-------- DATA ROWS

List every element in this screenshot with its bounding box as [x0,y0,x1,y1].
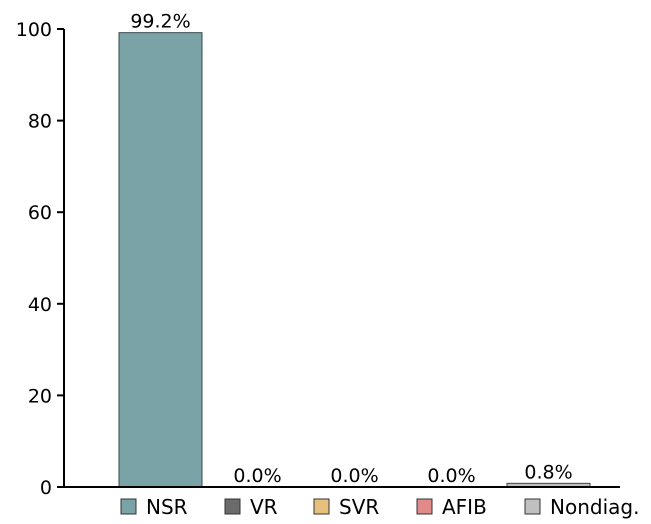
y-tick-label: 60 [28,202,52,224]
bars: 99.2% 0.0% 0.0% 0.0% 0.8% [118,11,591,488]
legend-swatch [120,498,137,515]
legend-label: SVR [339,495,379,519]
y-tick-label: 0 [40,477,52,499]
legend-label: NSR [146,495,188,519]
data-label: 0.8% [524,461,572,483]
y-tick-label: 100 [16,19,52,41]
data-label: 0.0% [233,465,281,487]
legend-swatch [416,498,433,515]
data-label: 99.2% [130,11,190,33]
legend-label: AFIB [442,495,487,519]
legend-swatch [524,498,541,515]
legend: NSR VR SVR AFIB Nondiag. [120,495,639,519]
legend-label: VR [250,495,278,519]
legend-label: Nondiag. [550,495,639,519]
y-tick-label: 20 [28,385,52,407]
y-tick-label: 80 [28,111,52,133]
data-label: 0.0% [330,465,378,487]
y-axis: 0 20 40 60 80 100 [16,19,65,499]
data-label: 0.0% [427,465,475,487]
bar-nsr [118,32,203,488]
y-tick-label: 40 [28,294,52,316]
legend-swatch [313,498,330,515]
legend-swatch [224,498,241,515]
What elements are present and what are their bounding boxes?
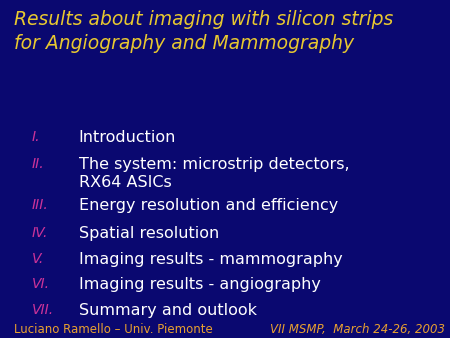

----------------

Write out all the lines above again, swapping "legend-label" for "key-label" wherever it appears and leaving everything else unchanged. Leave the pictures out.

List every element in this screenshot with its bounding box as [x0,y0,x1,y1].
y-tick-label: 60 [28,202,52,224]
bars: 99.2% 0.0% 0.0% 0.0% 0.8% [118,11,591,488]
legend-swatch [120,498,137,515]
key-label: SVR [339,495,379,519]
y-tick-label: 0 [40,477,52,499]
key-label: NSR [146,495,188,519]
data-label: 0.8% [524,461,572,483]
y-tick-label: 100 [16,19,52,41]
data-label: 0.0% [233,465,281,487]
legend-swatch [416,498,433,515]
data-label: 99.2% [130,11,190,33]
key-label: AFIB [442,495,487,519]
legend-swatch [524,498,541,515]
legend: NSR VR SVR AFIB Nondiag. [120,495,639,519]
key-label: VR [250,495,278,519]
key-label: Nondiag. [550,495,639,519]
y-tick-label: 20 [28,385,52,407]
y-tick-label: 80 [28,111,52,133]
data-label: 0.0% [330,465,378,487]
y-axis: 0 20 40 60 80 100 [16,19,65,499]
data-label: 0.0% [427,465,475,487]
bar-nsr [118,32,203,488]
y-tick-label: 40 [28,294,52,316]
legend-swatch [313,498,330,515]
legend-swatch [224,498,241,515]
What elements are present and what are their bounding boxes?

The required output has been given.